** Start Extracted records **

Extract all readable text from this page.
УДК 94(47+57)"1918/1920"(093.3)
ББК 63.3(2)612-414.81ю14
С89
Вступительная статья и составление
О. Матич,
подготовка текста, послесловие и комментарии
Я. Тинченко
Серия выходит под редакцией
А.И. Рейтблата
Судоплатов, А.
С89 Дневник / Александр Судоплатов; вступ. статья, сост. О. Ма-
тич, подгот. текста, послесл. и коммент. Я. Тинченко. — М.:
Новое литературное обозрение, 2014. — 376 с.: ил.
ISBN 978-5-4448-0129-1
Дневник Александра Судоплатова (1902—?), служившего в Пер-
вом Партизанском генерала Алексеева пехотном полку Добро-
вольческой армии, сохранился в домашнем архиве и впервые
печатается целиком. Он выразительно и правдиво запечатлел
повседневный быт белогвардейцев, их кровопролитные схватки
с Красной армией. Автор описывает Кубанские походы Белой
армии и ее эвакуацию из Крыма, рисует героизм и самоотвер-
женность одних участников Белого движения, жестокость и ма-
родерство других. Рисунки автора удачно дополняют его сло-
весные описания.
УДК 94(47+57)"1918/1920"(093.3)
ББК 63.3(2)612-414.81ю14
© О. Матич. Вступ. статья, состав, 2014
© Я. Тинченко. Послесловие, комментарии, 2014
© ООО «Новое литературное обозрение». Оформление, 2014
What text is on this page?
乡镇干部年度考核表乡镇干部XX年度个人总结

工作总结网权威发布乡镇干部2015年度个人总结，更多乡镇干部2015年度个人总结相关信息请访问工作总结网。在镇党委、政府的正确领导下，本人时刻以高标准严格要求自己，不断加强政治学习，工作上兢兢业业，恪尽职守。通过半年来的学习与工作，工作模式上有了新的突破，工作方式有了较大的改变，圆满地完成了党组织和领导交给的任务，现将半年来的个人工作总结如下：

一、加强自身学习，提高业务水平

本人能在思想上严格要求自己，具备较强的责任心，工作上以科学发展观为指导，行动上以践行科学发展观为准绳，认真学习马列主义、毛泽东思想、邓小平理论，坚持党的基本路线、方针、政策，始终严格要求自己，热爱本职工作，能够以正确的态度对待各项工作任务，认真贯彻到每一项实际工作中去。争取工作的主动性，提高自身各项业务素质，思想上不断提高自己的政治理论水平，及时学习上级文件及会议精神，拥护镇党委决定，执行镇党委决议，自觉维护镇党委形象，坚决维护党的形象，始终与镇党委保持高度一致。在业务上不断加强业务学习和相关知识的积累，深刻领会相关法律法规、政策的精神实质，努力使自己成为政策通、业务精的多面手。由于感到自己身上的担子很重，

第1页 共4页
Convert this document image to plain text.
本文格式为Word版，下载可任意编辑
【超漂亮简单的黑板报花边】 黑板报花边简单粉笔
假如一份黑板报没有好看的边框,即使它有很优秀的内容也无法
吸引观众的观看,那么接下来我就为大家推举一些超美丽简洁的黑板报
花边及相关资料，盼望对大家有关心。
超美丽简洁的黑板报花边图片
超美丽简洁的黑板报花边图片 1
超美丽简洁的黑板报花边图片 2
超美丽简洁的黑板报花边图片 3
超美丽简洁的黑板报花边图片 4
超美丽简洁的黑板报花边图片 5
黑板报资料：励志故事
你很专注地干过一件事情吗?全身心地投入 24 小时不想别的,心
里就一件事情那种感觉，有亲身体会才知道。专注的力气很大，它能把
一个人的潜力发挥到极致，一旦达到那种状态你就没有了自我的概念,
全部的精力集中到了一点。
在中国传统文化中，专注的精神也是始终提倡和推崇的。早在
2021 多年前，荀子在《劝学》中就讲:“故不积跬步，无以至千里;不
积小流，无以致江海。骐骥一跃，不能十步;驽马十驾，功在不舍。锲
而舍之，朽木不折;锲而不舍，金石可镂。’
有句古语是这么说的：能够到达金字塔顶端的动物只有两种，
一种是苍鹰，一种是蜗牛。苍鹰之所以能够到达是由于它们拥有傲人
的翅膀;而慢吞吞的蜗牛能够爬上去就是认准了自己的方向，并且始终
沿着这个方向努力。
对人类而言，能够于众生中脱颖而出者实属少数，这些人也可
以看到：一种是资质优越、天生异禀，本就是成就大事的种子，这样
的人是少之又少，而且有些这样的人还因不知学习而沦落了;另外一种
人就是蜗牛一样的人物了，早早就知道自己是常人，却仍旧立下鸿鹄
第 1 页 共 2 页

** End Extracted records **

Write every entry out again exactly.

** Task solution **
Extract all readable text from this page.
УДК 94(47+57)"1918/1920"(093.3)
ББК 63.3(2)612-414.81ю14
С89
Вступительная статья и составление
О. Матич,
подготовка текста, послесловие и комментарии
Я. Тинченко
Серия выходит под редакцией
А.И. Рейтблата
Судоплатов, А.
С89 Дневник / Александр Судоплатов; вступ. статья, сост. О. Ма-
тич, подгот. текста, послесл. и коммент. Я. Тинченко. — М.:
Новое литературное обозрение, 2014. — 376 с.: ил.
ISBN 978-5-4448-0129-1
Дневник Александра Судоплатова (1902—?), служившего в Пер-
вом Партизанском генерала Алексеева пехотном полку Добро-
вольческой армии, сохранился в домашнем архиве и впервые
печатается целиком. Он выразительно и правдиво запечатлел
повседневный быт белогвардейцев, их кровопролитные схватки
с Красной армией. Автор описывает Кубанские походы Белой
армии и ее эвакуацию из Крыма, рисует героизм и самоотвер-
женность одних участников Белого движения, жестокость и ма-
родерство других. Рисунки автора удачно дополняют его сло-
весные описания.
УДК 94(47+57)"1918/1920"(093.3)
ББК 63.3(2)612-414.81ю14
© О. Матич. Вступ. статья, состав, 2014
© Я. Тинченко. Послесловие, комментарии, 2014
© ООО «Новое литературное обозрение». Оформление, 2014
What text is on this page?
乡镇干部年度考核表乡镇干部XX年度个人总结

工作总结网权威发布乡镇干部2015年度个人总结，更多乡镇干部2015年度个人总结相关信息请访问工作总结网。在镇党委、政府的正确领导下，本人时刻以高标准严格要求自己，不断加强政治学习，工作上兢兢业业，恪尽职守。通过半年来的学习与工作，工作模式上有了新的突破，工作方式有了较大的改变，圆满地完成了党组织和领导交给的任务，现将半年来的个人工作总结如下：

一、加强自身学习，提高业务水平

本人能在思想上严格要求自己，具备较强的责任心，工作上以科学发展观为指导，行动上以践行科学发展观为准绳，认真学习马列主义、毛泽东思想、邓小平理论，坚持党的基本路线、方针、政策，始终严格要求自己，热爱本职工作，能够以正确的态度对待各项工作任务，认真贯彻到每一项实际工作中去。争取工作的主动性，提高自身各项业务素质，思想上不断提高自己的政治理论水平，及时学习上级文件及会议精神，拥护镇党委决定，执行镇党委决议，自觉维护镇党委形象，坚决维护党的形象，始终与镇党委保持高度一致。在业务上不断加强业务学习和相关知识的积累，深刻领会相关法律法规、政策的精神实质，努力使自己成为政策通、业务精的多面手。由于感到自己身上的担子很重，

第1页 共4页
Convert this document image to plain text.
本文格式为Word版，下载可任意编辑
【超漂亮简单的黑板报花边】 黑板报花边简单粉笔
假如一份黑板报没有好看的边框,即使它有很优秀的内容也无法
吸引观众的观看,那么接下来我就为大家推举一些超美丽简洁的黑板报
花边及相关资料，盼望对大家有关心。
超美丽简洁的黑板报花边图片
超美丽简洁的黑板报花边图片 1
超美丽简洁的黑板报花边图片 2
超美丽简洁的黑板报花边图片 3
超美丽简洁的黑板报花边图片 4
超美丽简洁的黑板报花边图片 5
黑板报资料：励志故事
你很专注地干过一件事情吗?全身心地投入 24 小时不想别的,心
里就一件事情那种感觉，有亲身体会才知道。专注的力气很大，它能把
一个人的潜力发挥到极致，一旦达到那种状态你就没有了自我的概念,
全部的精力集中到了一点。
在中国传统文化中，专注的精神也是始终提倡和推崇的。早在
2021 多年前，荀子在《劝学》中就讲:“故不积跬步，无以至千里;不
积小流，无以致江海。骐骥一跃，不能十步;驽马十驾，功在不舍。锲
而舍之，朽木不折;锲而不舍，金石可镂。’
有句古语是这么说的：能够到达金字塔顶端的动物只有两种，
一种是苍鹰，一种是蜗牛。苍鹰之所以能够到达是由于它们拥有傲人
的翅膀;而慢吞吞的蜗牛能够爬上去就是认准了自己的方向，并且始终
沿着这个方向努力。
对人类而言，能够于众生中脱颖而出者实属少数，这些人也可
以看到：一种是资质优越、天生异禀，本就是成就大事的种子，这样
的人是少之又少，而且有些这样的人还因不知学习而沦落了;另外一种
人就是蜗牛一样的人物了，早早就知道自己是常人，却仍旧立下鸿鹄
第 1 页 共 2 页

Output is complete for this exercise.